Starting at the line that contains "Extract all elements" and ending at the line that contains "x-tick-label: 2023 — [537, 343, 548, 366]", swap every "y-tick-label" for "y-axis-tick" and write out those lines again with everything else unchanged.

### Saved data entries
+++++
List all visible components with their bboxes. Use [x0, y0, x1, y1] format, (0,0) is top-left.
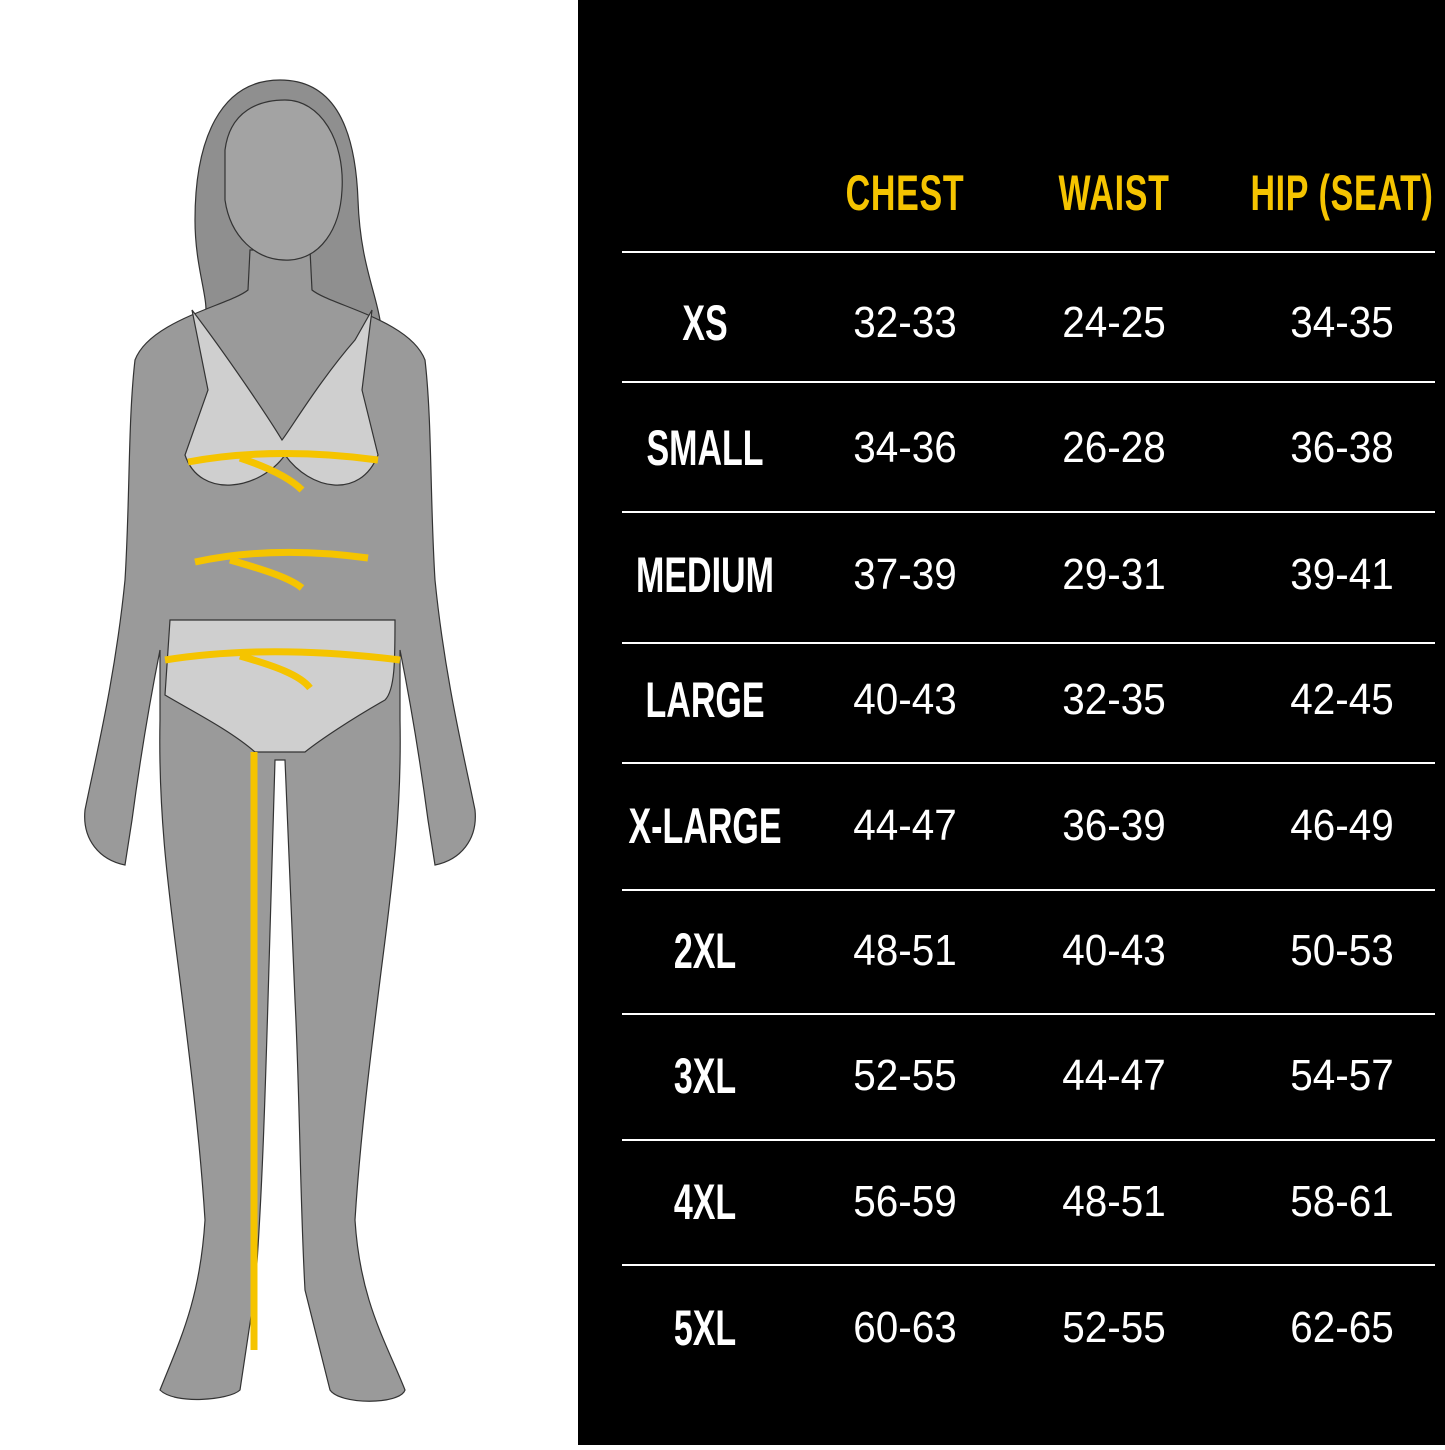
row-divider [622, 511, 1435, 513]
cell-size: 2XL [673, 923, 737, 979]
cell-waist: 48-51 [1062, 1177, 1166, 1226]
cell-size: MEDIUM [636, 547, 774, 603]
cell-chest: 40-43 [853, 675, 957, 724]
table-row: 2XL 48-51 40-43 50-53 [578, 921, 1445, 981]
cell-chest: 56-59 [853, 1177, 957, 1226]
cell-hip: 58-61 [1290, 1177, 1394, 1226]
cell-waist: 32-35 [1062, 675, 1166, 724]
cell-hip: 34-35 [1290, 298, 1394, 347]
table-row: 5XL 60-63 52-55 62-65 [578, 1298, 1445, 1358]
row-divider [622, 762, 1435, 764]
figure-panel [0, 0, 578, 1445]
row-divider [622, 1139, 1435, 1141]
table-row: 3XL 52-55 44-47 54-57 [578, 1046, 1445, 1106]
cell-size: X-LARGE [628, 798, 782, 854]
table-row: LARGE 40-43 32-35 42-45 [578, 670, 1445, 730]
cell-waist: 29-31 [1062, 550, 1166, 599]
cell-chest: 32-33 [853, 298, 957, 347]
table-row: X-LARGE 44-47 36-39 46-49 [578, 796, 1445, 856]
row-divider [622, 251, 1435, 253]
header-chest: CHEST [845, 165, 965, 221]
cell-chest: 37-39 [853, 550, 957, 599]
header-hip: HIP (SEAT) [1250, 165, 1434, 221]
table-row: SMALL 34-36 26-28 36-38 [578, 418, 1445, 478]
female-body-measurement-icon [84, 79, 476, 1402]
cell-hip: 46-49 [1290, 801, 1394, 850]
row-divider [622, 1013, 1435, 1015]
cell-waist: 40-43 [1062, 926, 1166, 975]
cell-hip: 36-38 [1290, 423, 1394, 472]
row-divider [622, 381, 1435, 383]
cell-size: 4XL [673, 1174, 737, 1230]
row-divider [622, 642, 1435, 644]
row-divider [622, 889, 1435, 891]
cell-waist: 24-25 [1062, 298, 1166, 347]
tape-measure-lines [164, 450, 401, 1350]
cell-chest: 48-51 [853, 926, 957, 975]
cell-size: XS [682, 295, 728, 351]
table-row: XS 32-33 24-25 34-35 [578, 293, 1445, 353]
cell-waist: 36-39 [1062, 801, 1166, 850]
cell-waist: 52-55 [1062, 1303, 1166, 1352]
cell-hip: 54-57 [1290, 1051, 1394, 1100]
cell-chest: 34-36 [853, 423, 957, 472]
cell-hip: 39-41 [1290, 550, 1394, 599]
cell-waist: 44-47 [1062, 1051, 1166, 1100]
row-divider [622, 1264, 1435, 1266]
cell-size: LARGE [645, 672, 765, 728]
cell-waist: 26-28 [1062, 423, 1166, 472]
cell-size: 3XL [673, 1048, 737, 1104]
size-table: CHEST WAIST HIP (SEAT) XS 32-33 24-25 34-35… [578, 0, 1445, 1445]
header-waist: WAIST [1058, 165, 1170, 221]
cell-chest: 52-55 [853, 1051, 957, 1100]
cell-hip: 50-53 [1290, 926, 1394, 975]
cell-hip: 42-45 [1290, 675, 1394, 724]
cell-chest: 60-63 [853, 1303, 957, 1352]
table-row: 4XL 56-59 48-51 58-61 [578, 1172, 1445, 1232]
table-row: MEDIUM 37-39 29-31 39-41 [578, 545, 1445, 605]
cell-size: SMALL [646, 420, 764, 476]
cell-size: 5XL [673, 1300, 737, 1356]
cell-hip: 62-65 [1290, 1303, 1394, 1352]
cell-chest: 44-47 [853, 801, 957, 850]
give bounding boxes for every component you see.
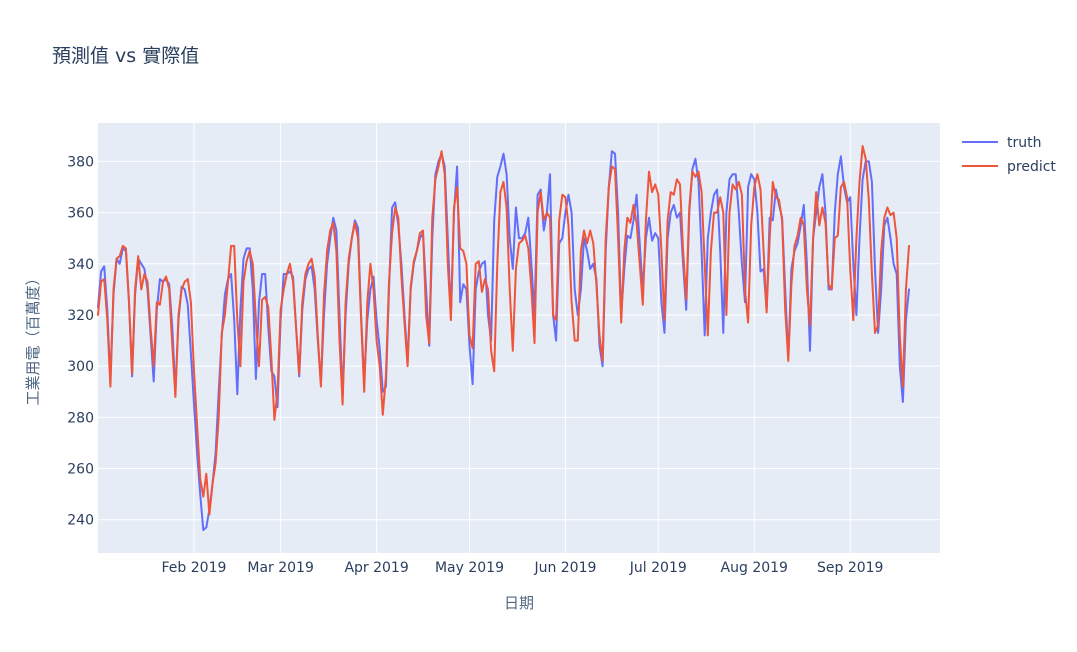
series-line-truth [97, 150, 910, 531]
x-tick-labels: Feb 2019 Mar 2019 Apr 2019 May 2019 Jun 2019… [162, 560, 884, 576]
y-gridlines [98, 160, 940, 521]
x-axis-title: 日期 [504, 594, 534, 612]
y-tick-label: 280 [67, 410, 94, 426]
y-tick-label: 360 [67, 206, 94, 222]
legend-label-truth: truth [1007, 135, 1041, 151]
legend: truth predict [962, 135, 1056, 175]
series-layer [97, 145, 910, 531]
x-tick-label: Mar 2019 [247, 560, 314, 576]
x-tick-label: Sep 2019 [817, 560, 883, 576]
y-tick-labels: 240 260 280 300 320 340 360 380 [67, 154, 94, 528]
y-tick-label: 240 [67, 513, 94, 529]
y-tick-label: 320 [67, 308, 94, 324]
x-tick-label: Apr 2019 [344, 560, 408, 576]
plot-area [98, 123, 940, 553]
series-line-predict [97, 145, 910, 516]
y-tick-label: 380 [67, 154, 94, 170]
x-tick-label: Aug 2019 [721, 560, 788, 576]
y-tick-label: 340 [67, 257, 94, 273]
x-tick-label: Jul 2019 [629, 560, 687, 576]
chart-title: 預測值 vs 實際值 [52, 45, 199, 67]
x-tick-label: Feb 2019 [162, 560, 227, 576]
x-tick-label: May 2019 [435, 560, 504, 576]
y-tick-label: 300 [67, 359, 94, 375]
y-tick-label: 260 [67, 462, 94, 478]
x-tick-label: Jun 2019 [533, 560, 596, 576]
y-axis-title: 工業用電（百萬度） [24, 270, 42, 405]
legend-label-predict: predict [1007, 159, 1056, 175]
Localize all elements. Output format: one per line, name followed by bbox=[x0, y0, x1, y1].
+++++
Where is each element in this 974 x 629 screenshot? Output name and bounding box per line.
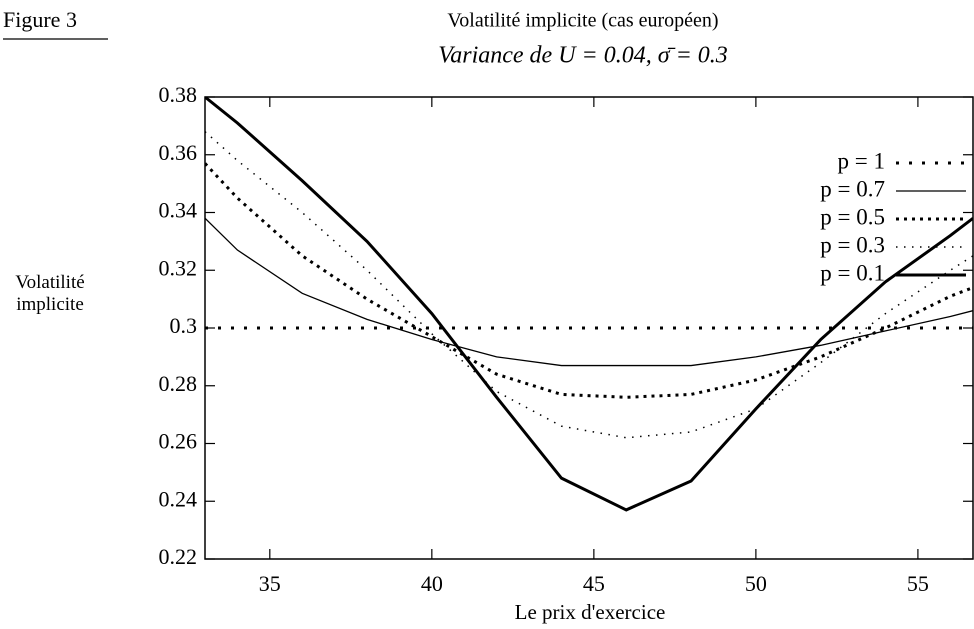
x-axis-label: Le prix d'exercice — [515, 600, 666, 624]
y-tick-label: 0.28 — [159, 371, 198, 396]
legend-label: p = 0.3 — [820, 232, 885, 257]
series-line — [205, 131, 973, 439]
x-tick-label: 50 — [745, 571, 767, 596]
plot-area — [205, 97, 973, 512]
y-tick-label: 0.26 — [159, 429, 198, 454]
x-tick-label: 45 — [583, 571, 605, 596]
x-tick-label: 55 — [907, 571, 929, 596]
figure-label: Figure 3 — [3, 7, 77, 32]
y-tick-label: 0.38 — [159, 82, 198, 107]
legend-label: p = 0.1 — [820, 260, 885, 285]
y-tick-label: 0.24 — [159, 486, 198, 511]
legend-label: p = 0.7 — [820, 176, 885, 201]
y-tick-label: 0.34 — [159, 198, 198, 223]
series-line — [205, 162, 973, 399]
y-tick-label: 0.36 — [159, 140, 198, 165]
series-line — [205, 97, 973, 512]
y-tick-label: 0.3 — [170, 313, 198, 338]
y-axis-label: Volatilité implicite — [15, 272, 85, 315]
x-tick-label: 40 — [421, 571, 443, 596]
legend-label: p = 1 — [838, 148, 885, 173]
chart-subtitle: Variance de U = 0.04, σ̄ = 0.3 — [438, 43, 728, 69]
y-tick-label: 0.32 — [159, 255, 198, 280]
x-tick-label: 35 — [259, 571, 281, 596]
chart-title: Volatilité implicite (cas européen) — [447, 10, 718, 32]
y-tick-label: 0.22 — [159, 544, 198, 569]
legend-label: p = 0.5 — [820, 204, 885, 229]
+++++
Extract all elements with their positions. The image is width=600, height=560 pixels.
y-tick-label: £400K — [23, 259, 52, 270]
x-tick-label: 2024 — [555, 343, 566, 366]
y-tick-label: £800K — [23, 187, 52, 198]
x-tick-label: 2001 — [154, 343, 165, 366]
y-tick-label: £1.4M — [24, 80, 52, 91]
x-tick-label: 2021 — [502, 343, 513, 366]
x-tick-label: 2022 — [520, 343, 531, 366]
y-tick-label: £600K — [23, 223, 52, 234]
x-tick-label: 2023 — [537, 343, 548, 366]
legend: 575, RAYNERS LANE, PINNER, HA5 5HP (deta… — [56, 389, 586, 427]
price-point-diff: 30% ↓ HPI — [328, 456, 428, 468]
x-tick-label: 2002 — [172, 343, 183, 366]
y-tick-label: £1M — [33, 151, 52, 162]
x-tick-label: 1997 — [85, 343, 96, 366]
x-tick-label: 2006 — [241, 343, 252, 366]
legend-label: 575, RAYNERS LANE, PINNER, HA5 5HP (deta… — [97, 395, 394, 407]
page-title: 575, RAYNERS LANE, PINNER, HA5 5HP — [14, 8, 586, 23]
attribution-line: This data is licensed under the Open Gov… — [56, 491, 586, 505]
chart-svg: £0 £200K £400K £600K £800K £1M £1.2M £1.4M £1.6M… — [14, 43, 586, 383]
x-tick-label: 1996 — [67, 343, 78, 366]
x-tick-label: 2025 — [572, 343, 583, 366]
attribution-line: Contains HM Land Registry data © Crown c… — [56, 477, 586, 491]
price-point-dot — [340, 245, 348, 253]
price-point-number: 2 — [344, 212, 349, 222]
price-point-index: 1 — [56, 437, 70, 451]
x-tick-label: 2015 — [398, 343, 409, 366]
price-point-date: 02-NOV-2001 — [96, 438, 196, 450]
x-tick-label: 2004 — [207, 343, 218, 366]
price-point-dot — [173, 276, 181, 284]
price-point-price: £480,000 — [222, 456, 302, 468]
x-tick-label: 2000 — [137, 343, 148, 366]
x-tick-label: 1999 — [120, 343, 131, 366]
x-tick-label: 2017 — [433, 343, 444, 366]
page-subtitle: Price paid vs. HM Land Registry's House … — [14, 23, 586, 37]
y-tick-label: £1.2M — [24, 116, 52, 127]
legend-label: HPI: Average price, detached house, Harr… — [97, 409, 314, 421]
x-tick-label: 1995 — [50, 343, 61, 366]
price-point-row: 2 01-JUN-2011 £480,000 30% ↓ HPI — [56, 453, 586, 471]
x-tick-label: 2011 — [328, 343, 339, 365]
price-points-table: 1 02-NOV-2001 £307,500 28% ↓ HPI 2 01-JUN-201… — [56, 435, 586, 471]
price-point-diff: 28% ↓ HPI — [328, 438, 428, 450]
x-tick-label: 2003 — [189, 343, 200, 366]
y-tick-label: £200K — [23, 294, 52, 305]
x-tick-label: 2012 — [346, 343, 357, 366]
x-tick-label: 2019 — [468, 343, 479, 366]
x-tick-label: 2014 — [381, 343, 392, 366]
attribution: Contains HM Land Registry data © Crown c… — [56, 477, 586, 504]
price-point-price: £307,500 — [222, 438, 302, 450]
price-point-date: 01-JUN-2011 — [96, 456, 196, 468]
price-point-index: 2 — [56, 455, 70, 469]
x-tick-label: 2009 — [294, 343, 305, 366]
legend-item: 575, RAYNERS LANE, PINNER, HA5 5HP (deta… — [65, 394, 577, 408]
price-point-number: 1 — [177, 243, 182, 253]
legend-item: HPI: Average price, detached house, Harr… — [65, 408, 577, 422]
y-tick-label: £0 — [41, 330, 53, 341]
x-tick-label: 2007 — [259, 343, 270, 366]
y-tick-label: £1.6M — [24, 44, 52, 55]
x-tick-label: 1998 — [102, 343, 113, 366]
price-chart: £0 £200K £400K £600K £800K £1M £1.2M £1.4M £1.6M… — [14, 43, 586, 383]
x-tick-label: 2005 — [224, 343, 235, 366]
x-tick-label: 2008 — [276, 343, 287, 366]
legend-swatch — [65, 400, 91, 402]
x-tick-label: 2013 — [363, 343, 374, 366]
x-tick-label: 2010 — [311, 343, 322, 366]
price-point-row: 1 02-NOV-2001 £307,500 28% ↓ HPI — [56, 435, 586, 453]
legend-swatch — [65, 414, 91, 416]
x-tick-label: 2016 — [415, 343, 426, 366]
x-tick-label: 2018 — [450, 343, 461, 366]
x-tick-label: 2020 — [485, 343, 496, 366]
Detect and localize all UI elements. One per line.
+++++
### CORRECT RESULT
Extract all elements with their positions. The image is width=600, height=560 pixels.
y-axis-tick: £400K — [23, 259, 52, 270]
x-tick-label: 2024 — [555, 343, 566, 366]
y-axis-tick: £800K — [23, 187, 52, 198]
x-tick-label: 2001 — [154, 343, 165, 366]
y-axis-tick: £1.4M — [24, 80, 52, 91]
x-tick-label: 2021 — [502, 343, 513, 366]
x-tick-label: 2022 — [520, 343, 531, 366]
y-axis-tick: £600K — [23, 223, 52, 234]
x-tick-label: 2023 — [537, 343, 548, 366]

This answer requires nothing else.